## Required tasks
1: In the page on Vague's statistical distributions, why is log-normal the distribution to use for a salary field? Explain in one to three sentences.
2: Carry on the page about statistical distributions in Vague from the point where it ends.

## Source
..............................

Skip to main content

Statistical Distributions

Vague supports statistical distributions for generating realistic data patterns beyond uniform randomness.

Available Distributions

Gaussian (Normal)

Bell curve distribution with mean, standard deviation, and optional bounds:

schema Person {
// Mean: 35, StdDev: 10, Min: 18, Max: 65
age: gaussian(35, 10, 18, 65)
}

Most values cluster around the mean, with fewer at the extremes.

Log-Normal

For values that are multiplicatively distributed (incomes, prices):

schema Income {
// Mu: 10.5, Sigma: 0.5, Min: 20000, Max: 500000
salary: lognormal(10.5, 0.5, 20000, 500000)
}

Produces right-skewed distributions with a long tail.

Exponential

For time-between-events, waiting times:

schema Event {
// Rate: 0.5, Min: 0, Max: 60
wait_time: exponential(0.5, 0, 60)
}

Many small values, fewer large values.

Poisson

For count data (events per time period):

schema Day {
// Lambda (average): 5
orders: poisson(5)
}

Returns integers clustered around lambda.

Beta

For probabilities and proportions (0-1 range):

schema Experiment {
// Alpha: 2, Beta: 5
conversion_rate: beta(2, 5)
}

Useful for modeling rates and percentages.

Uniform

Explicit uniform distribution (same as range):

schema Data {
// Min: 0, Max: 100
value: uniform(0, 100)
}

Practical Examples

Realistic Ages

schema Employee {
// Most employees 25-45, some younger/older
age: gaussian(35, 8, 22, 65)
}

schema Customer {
// Wider age distribution
age: gaussian(40, 15, 18, 85)

..............................

## Information shown
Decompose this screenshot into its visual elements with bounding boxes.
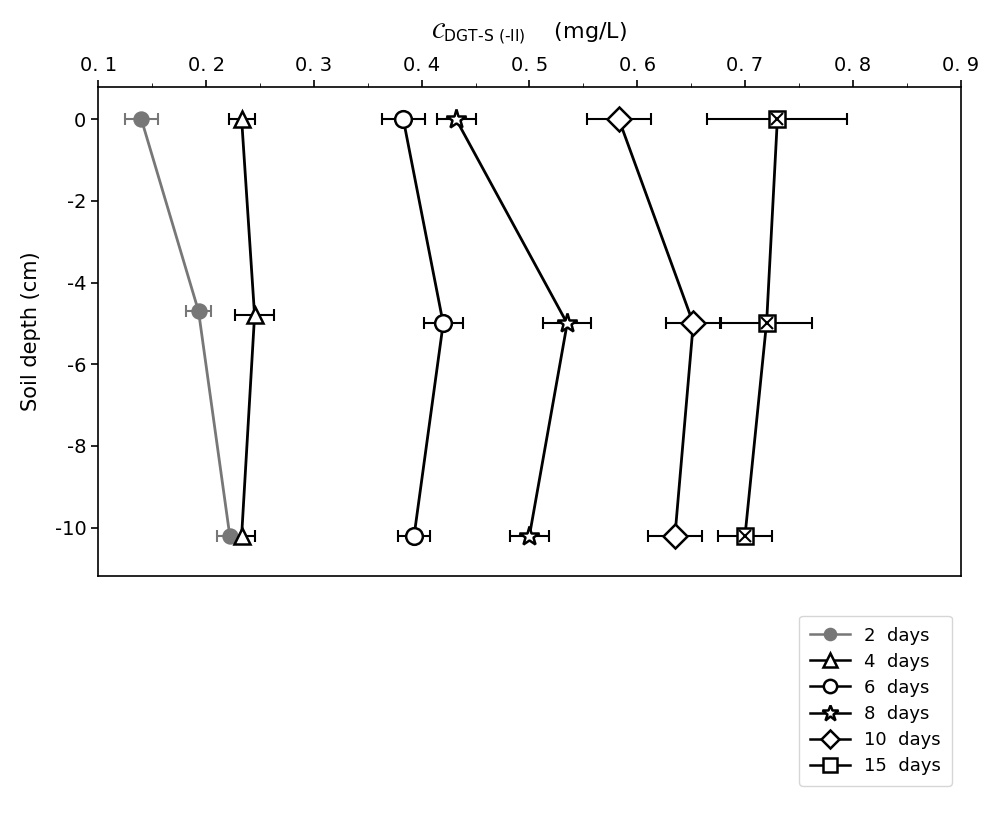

..............................

## Answer list
1: Salaries, like prices, are multiplicatively distributed, and that is the kind of value log-normal is meant for. It produces a right-skewed spread with a long tail.

2:
}

Income Distribution

schema Household {
// Right-skewed income
income: lognormal(10.8, 0.6, 25000, 1000000),

// Tax bracket based on income
tax_bracket: income < 40000 ? "low" :
income < 100000 ? "middle" : "high"
}

Event Timing

schema Request {
// Time between requests (seconds)
interval: exponential(2, 0.1, 30),

timestamp: daysAgo(0)
}

Daily Counts

schema DailySales {
date: date in 2024..2024,

// ~20 orders per day on average
order_count: poisson(20),

// ~5 returns per day
return_count: poisson(5)
}

Conversion Rates

schema Campaign {
name: faker.company.buzzPhrase(),

// Click-through rate (typically 1-5%)
ctr: beta(2, 50),

// Conversion rate (typically 1-10%)
conversion: beta(2, 20)
}

Distribution Parameters

DistributionParametersRange
gaussian(mean, stddev, min, max)Mean, standard deviation, bounds[min, max]
lognormal(mu, sigma, min, max)Log-mean, log-stddev, bounds[min, max]
exponential(rate, min, max)Rate (λ), bounds[min, max]
poisson(lambda)Average rate[0, ∞) integers
beta(alpha, beta)Shape parameters[0, 1]
uniform(min, max)Bounds[min, max]

Combining with Weights

Mix distributions with superposition:

schema Salary {
// 80% normal distribution, 20% outliers
amount: 0.8: gaussian(50000, 15000, 30000, 80000) |
0.2: gaussian(120000, 30000, 90000, 250000)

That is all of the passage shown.